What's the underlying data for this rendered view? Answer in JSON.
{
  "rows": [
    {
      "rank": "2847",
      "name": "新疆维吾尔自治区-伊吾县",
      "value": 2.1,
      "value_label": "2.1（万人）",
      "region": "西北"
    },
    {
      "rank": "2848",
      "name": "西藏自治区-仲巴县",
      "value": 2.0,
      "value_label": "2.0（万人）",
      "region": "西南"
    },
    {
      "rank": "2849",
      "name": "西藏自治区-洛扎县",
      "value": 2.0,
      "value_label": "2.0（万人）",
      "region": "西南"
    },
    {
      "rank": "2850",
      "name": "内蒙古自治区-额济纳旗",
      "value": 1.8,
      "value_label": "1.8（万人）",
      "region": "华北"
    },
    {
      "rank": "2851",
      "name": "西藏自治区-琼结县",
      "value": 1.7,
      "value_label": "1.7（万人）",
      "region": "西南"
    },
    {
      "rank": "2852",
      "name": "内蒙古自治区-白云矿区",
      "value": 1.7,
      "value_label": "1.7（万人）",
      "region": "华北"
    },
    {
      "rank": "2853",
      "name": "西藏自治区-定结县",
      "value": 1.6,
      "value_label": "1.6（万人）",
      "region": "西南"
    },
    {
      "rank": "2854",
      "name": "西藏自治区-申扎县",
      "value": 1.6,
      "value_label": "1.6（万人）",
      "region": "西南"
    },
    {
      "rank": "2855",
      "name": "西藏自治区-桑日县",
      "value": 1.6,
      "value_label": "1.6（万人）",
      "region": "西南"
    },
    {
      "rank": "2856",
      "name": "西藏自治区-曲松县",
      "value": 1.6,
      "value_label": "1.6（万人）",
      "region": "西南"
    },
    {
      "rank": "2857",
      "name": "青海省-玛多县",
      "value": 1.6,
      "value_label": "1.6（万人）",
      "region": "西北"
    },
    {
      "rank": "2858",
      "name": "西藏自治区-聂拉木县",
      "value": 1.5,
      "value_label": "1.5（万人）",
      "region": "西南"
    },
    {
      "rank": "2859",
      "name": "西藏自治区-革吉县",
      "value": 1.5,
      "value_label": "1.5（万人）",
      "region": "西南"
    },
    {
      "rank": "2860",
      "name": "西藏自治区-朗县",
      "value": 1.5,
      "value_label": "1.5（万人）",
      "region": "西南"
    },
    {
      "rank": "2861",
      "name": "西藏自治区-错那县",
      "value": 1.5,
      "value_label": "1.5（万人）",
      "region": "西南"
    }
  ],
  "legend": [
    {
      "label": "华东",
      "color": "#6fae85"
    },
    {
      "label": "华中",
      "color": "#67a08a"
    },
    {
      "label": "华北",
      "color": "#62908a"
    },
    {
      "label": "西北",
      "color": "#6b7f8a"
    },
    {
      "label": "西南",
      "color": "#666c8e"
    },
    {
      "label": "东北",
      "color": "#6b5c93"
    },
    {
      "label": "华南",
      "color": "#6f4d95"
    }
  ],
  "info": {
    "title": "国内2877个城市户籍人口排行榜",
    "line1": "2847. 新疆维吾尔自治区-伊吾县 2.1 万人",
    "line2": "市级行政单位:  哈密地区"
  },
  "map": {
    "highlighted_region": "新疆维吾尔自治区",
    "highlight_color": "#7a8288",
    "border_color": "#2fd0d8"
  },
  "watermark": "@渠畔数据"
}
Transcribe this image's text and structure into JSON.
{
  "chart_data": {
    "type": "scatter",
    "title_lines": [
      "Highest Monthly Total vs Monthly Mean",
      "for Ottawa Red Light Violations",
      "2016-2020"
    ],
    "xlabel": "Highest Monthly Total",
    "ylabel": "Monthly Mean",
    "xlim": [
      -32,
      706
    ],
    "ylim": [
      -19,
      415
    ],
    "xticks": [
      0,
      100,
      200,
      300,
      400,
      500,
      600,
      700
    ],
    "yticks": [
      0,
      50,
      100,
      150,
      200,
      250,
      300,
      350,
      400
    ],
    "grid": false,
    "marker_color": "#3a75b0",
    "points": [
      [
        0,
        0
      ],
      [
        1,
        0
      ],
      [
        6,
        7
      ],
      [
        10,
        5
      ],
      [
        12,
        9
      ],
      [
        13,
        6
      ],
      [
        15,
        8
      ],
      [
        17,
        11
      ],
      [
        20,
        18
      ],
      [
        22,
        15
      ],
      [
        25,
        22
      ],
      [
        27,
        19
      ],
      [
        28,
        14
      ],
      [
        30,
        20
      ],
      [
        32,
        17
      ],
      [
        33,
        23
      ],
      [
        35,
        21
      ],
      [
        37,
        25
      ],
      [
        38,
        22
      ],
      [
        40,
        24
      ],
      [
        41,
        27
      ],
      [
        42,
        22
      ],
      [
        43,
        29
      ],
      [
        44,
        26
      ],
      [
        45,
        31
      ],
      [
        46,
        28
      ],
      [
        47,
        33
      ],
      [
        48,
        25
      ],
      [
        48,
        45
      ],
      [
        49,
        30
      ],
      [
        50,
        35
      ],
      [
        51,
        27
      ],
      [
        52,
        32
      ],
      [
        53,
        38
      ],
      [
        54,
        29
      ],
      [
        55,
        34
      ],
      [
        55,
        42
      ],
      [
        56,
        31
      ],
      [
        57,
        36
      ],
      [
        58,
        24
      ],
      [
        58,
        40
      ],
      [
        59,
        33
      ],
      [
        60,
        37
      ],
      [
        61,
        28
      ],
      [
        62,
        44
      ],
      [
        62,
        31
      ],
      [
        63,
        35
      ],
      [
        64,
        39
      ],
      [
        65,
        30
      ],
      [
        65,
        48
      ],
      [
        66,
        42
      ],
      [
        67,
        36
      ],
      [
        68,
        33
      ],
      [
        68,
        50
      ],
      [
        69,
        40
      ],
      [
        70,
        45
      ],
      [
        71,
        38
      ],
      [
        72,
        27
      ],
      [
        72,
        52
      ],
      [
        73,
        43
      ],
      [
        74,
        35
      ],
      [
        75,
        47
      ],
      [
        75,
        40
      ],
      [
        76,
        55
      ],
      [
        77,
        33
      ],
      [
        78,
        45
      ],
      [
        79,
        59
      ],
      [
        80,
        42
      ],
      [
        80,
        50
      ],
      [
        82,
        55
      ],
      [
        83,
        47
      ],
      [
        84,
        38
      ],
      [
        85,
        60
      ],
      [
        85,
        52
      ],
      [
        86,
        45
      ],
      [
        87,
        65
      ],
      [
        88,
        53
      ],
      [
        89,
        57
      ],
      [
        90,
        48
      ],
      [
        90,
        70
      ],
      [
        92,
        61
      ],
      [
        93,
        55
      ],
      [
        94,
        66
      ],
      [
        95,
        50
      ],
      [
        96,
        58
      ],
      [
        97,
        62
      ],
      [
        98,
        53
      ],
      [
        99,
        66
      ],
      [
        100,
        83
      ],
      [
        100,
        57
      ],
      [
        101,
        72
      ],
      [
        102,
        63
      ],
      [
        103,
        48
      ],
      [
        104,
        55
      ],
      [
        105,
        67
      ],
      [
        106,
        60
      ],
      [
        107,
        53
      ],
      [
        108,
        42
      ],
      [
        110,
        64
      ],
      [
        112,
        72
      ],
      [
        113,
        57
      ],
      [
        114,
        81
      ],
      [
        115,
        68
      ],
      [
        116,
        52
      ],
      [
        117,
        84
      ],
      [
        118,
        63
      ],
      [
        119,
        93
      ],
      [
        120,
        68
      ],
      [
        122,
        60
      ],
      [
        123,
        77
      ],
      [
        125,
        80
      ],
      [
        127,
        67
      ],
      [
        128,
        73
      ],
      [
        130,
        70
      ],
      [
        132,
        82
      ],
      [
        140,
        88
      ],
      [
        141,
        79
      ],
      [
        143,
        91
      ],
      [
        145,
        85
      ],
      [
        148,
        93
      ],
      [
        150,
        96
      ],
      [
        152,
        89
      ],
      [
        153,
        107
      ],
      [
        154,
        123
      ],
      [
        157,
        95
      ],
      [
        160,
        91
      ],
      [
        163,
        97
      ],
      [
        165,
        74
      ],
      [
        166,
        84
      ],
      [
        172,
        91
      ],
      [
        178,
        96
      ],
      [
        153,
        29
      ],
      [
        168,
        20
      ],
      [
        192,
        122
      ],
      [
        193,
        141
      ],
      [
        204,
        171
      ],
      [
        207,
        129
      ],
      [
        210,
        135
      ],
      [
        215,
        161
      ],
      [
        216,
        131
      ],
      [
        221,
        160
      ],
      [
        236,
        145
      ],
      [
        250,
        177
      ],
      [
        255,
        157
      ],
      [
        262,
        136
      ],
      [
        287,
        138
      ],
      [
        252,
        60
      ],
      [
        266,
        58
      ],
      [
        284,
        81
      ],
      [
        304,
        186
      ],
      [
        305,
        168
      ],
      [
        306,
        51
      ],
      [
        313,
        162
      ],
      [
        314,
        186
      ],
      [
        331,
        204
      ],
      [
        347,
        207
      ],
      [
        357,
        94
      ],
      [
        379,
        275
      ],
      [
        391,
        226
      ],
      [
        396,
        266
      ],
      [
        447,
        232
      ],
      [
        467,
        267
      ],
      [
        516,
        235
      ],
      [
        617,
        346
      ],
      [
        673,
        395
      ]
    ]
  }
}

YOUR GOAL: Look above for lines with the word "JSON" and copy them all.

OUTPUT BELOW:
What's the underlying data for this rendered view? Answer in JSON.
Transcribe this image's text and structure into JSON.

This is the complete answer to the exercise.